━━━━━ Belge Bölümü ━━━━━

حزب التحرير
Hizb-ut Tahrir
Hollanda
Medya Bürosu
No: HL–BA–2019–MB–TR–03 |
H. 29 Raceb 1440 M. Cuma, 05 Nisan 2019 |
Sorunlu Davranış Görev Gücü, İslam Karşıtı Politikanın 2. Sürümünün Başlangıcını Müjdeliyor
Yıllık raporunda AIVD, “radikal İslami vaizler” ve bu vaizlerin, Arapça dersleri ya da Kuran eğitimi gören Müslüman çocuklar üzerindeki etkileri konusunda uyardı. AIVD Başkanı Dick Schoof, okul ya da ders dışı sonrası cami veya toplum merkezlerinde verilen derslerin, “cihatçılık” için olası üreme sahası olduğunu ve çocukların potansiyel terörist olacak şekilde yetiştirildiğini söyledi.
Derslerde Müslüman gençlere “hoşgörüsüzlük ve demokrasi karşıtlığı” mesajları aşılanıyor. Vaizler Hollanda’da “paralel bir toplum” yaratıyorlar, entegrasyon ve demokratik hukuk düzenine tehdit oluşturuyorlar.
Burada AIVD’nin kullandığı dil son derece çarpıcı. Müslümanların büyük bir kesimini tehlike olarak lanse ediyor ve dinlerini öğrenmek isteyen Müslüman çocukların düşman olduğu imajını yaratıyor. Potansiyel teröristler olarak tasvir ediliyorlar. Bunun arsızca söylenebilmesi gerçekten endişe verici ve hiç kimsenin bunu üzerine alınmaması daha da endişe verici. Daha da kötüsü insanlar İslam karşıtı propagandanın peşinden sürükleniyor.
Bunun ceremesini de camiler çekiyor. Temsilciler Meclisi, parlamentoda yapılan mini anket yoluyla camilere dışarıdan gelen para yardımının kontrol altına alınmasını, gelecekte sınırlandırılmasını hatta frenlenmesini öngören yasa tasarısını oybirliğiyle kabul etti. Yabancı finansörler, demokratik hukuk düzenini baltalayıcı “radikal bir mesaj” ithal ediciler olarak görülüyor. Birkaç hafta önce Amsterdam’daki İslam Okulu Cornelius Haga Lyceum hedef alındı. Okulun terörist grupla bağları olduğu, antidemokratik fikirler yaydığı, dahası demokratik hukuk düzenini baltalayacağı iddia edildi. Hatta Başbakan Mark Rutte bile kavgaya katıldı ve ebeveynlere çocuklarını o okuldan alma çağrısı yaptı. Çeşitli siyasi partiler ise okulun derhal kapatılmasını istedi.
Buna ek olarak kalkınma projeleri yürüten ve şu anda Fas’ta bir yetimhane inşa eden Salaam Vakfı gibi İslami yardım kuruluşları da bu hafta bundan nasibini aldı. NCTV, “aşırılık yanlısı” bir Suudi girişimcinin, “cihat” çağrısı yaptığı konusunda uyarıda bulundu. Yukarıda belirtilen vakaların birbirinden ayrı bireysel vakalar olarak kabul edilmesi naiflik ve safdilliktir. Aksine her şey, “aşırılık” ve “Selefizm” ile mücadele bahanesiyle Hollanda’da İslam’ın varlığını ve devam etmesini engellemek için yürütülen geniş çaplı bir kampanyanın parçası olduklarını gösteriyor.

━━━━━

* Yapılacak İş
Belge bölümünde "Derslerde Müslüman gençlere" ifadesini içeren sözcüklerle başlayıp "düzenine tehdit oluşturuyorlar." ile biten kısmı harfi harfine aktararak döndürün.

━━━━━ Sağlanan Veriler ━━━━━

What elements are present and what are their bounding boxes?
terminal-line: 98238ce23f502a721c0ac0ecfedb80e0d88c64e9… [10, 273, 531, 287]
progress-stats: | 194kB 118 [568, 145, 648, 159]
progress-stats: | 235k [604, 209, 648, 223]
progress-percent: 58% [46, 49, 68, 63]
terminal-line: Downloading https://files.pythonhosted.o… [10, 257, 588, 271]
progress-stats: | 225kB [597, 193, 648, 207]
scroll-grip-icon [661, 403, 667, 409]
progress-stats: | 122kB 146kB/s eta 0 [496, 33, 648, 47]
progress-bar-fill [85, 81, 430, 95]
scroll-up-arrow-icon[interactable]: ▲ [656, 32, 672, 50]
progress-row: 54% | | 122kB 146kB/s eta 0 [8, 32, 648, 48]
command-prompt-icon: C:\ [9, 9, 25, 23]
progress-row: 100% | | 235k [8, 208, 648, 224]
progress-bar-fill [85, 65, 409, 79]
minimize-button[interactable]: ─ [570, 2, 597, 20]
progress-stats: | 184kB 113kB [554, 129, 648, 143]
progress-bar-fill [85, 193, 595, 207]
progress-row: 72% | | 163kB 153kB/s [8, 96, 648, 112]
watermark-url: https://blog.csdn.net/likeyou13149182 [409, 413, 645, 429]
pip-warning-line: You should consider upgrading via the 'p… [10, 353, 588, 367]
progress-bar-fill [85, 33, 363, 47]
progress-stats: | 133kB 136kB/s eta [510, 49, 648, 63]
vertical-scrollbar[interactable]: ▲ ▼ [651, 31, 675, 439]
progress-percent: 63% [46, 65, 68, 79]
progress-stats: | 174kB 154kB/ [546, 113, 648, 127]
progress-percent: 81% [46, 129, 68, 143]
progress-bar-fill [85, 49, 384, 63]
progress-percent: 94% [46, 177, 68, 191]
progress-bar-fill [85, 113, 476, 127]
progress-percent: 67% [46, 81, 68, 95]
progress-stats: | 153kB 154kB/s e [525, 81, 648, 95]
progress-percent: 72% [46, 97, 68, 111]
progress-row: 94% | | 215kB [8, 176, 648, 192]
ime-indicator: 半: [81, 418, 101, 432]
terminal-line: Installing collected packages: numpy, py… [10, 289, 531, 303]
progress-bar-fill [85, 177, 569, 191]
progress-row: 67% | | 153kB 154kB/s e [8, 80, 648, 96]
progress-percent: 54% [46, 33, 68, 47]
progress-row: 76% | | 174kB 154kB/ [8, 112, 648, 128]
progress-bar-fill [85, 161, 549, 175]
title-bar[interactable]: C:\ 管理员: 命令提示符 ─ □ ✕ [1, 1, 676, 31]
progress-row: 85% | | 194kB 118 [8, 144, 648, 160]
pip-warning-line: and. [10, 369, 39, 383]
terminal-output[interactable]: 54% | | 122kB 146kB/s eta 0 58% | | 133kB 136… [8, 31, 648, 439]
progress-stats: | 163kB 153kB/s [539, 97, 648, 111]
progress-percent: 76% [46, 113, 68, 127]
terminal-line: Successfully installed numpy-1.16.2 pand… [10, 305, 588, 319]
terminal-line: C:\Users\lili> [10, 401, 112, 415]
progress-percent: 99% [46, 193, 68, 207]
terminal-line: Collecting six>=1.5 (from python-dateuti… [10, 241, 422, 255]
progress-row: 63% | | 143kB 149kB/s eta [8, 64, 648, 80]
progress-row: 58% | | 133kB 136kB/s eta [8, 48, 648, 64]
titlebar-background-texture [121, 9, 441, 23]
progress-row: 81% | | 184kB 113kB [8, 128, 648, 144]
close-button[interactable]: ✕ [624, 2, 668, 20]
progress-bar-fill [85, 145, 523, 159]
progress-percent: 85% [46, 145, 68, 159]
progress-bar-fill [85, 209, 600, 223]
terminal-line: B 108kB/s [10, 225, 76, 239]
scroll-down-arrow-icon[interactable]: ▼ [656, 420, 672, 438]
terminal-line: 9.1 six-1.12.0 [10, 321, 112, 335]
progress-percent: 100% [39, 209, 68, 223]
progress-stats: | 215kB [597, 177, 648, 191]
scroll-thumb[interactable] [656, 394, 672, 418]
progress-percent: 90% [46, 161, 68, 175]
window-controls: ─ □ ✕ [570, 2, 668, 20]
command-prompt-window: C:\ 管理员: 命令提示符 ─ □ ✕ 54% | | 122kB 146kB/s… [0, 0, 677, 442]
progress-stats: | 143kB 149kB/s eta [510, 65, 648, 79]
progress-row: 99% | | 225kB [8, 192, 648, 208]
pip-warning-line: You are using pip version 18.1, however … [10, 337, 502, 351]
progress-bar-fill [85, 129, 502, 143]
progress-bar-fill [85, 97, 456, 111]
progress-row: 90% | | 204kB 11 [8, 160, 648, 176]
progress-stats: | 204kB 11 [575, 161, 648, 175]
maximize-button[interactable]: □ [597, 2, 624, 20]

━━━━━

* Alıştırma Sonucu
Derslerde Müslüman gençlere “hoşgörüsüzlük ve demokrasi karşıtlığı” mesajları aşılanıyor. Vaizler Hollanda’da “paralel bir toplum” yaratıyorlar, entegrasyon ve demokratik hukuk düzenine tehdit oluşturuyorlar.